-- Data rows --
┄┄┄┄┄┄┄┄┄┄┄┄┄┄┄┄┄┄┄┄

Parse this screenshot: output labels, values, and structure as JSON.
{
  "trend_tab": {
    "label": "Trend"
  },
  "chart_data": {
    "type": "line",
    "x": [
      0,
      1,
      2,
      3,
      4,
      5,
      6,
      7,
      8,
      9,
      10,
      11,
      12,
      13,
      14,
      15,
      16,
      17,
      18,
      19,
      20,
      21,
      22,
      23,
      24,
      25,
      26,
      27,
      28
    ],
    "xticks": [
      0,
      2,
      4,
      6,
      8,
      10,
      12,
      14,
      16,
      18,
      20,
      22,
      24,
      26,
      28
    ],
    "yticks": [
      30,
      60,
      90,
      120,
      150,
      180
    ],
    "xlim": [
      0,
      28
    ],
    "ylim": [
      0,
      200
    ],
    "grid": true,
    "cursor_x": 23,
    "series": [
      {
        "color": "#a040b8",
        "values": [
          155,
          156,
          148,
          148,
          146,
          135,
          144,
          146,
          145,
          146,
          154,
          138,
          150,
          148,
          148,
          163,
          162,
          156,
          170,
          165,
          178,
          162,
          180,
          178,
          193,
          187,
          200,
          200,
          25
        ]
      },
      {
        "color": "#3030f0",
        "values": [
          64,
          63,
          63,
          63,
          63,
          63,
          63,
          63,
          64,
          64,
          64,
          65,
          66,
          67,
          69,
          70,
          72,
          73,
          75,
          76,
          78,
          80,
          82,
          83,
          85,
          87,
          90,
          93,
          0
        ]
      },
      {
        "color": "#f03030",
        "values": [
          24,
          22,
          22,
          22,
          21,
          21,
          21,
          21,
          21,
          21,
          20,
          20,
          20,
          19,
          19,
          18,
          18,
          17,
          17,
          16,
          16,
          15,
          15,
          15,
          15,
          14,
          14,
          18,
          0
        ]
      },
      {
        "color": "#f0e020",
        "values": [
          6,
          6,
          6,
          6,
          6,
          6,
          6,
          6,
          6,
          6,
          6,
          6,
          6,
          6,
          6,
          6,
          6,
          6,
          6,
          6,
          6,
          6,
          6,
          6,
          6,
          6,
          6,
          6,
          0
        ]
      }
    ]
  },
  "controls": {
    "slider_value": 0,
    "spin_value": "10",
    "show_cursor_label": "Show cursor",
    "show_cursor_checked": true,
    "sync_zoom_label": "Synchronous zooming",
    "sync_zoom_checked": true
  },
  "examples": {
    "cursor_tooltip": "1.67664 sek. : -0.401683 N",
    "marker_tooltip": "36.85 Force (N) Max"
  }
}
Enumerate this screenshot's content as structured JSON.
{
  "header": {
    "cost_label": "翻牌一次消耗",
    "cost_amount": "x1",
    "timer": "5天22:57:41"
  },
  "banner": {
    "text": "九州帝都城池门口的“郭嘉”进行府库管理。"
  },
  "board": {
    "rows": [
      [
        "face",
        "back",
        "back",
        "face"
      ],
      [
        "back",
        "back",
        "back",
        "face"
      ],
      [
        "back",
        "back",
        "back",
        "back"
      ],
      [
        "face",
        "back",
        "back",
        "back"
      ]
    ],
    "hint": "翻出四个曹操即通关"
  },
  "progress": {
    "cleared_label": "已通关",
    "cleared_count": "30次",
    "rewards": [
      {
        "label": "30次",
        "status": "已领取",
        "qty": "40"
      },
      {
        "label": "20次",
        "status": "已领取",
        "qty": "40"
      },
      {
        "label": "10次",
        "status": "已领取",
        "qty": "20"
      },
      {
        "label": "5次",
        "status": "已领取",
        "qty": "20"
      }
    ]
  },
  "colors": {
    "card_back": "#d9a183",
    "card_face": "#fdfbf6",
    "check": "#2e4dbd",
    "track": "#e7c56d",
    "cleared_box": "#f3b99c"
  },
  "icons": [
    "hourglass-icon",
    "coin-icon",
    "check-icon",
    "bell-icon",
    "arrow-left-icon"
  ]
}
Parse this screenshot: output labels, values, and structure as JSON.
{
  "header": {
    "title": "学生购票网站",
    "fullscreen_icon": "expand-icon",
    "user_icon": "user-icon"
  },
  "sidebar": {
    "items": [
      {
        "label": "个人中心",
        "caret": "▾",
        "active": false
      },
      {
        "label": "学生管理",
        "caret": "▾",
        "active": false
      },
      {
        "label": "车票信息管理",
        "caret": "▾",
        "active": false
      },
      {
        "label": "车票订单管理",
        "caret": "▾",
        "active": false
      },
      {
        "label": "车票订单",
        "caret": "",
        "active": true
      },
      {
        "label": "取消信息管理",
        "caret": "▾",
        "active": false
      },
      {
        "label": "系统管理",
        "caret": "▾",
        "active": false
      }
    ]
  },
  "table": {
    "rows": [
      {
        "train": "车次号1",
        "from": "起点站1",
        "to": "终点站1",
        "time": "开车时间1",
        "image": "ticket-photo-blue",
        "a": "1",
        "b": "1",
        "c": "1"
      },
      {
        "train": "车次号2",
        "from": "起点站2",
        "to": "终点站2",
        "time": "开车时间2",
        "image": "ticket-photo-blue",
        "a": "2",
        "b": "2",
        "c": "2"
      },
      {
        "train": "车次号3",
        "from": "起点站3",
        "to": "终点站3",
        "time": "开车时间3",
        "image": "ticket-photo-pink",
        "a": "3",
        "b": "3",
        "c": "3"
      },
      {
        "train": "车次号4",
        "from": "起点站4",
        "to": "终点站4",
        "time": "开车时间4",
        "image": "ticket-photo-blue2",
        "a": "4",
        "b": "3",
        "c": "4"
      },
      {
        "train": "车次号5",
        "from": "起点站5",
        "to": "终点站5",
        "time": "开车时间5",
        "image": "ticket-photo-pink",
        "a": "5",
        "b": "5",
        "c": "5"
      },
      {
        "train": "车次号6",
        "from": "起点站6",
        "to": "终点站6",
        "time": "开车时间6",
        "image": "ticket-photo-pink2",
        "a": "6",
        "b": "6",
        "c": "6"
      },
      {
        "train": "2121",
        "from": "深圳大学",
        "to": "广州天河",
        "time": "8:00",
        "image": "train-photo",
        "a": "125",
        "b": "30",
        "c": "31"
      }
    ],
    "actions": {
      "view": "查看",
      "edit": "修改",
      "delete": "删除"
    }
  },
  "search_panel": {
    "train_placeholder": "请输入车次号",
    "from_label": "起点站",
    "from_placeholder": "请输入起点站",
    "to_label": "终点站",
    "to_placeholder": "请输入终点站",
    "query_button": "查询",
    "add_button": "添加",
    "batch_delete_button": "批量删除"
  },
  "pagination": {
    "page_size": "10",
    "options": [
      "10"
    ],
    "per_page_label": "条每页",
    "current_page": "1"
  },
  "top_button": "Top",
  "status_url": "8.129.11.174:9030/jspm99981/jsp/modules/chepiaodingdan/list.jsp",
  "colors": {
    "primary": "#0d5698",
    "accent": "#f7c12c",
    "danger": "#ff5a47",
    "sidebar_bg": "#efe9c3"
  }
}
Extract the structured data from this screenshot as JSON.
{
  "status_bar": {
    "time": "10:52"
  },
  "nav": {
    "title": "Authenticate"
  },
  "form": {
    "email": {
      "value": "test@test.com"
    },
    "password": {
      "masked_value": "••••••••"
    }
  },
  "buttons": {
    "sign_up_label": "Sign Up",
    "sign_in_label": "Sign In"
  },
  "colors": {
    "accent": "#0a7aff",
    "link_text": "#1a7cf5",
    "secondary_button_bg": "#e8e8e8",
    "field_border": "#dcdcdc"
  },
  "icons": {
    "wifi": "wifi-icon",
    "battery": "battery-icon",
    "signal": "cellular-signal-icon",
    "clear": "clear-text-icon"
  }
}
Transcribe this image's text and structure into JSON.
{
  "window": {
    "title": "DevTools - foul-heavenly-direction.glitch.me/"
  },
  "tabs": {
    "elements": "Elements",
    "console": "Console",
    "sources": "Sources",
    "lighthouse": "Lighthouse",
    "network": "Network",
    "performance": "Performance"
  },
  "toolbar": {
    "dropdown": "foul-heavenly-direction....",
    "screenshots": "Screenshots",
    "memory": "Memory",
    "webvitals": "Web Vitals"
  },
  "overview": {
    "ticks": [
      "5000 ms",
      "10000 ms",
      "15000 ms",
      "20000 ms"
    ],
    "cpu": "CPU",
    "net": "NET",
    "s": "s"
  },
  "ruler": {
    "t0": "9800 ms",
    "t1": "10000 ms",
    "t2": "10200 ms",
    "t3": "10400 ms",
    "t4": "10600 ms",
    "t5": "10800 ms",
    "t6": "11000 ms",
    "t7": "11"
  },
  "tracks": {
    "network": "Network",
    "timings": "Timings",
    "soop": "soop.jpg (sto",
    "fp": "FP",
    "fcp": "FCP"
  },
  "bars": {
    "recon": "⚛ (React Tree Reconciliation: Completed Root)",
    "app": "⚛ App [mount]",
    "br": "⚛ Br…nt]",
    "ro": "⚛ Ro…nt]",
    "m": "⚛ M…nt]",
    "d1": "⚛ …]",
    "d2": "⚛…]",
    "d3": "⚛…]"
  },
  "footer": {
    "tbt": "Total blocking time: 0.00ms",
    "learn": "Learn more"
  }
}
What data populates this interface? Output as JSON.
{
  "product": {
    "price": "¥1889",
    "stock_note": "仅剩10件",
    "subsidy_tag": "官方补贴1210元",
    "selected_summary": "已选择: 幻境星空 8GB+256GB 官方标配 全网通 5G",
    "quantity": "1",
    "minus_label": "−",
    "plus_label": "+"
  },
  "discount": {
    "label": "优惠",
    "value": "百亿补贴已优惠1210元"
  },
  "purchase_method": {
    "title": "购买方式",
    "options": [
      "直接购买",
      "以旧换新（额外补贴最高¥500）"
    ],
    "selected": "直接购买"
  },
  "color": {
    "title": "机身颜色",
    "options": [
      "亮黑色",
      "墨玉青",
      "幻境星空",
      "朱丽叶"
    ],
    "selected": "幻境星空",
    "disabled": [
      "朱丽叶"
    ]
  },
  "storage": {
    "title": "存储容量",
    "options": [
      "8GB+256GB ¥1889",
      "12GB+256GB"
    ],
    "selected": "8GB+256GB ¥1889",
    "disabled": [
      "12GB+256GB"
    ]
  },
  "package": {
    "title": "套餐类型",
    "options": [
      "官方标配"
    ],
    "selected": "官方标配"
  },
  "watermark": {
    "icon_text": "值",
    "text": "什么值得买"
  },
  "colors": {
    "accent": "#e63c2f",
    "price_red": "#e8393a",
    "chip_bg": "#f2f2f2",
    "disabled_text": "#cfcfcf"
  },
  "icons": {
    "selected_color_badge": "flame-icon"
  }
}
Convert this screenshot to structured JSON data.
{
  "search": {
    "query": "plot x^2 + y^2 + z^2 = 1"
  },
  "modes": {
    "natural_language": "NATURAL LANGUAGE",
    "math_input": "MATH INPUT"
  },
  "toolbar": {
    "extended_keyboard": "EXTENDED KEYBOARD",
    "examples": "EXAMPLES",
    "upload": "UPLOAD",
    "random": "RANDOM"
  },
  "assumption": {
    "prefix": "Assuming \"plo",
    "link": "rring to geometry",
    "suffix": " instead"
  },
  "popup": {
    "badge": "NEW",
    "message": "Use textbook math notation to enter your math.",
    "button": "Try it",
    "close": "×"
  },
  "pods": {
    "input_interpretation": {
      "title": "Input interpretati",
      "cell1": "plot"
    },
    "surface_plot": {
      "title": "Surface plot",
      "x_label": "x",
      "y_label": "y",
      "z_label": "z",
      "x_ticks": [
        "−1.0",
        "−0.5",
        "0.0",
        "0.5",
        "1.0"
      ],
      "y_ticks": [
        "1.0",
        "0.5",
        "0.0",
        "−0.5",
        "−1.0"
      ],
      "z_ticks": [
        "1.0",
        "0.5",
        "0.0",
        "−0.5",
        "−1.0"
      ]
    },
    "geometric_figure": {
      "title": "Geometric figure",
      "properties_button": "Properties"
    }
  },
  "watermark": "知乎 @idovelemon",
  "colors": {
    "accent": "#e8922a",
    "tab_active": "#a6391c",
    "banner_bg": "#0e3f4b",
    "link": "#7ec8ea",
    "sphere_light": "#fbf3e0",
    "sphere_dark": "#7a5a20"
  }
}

┄┄┄┄┄┄┄┄┄┄┄┄┄┄┄┄┄┄┄┄

-- Exercise prompt --
Return all the lines that contain the string "accent".

-- Answer --
    "accent": "#f7c12c",
    "accent": "#0a7aff",
    "accent": "#e63c2f",
    "accent": "#e8922a",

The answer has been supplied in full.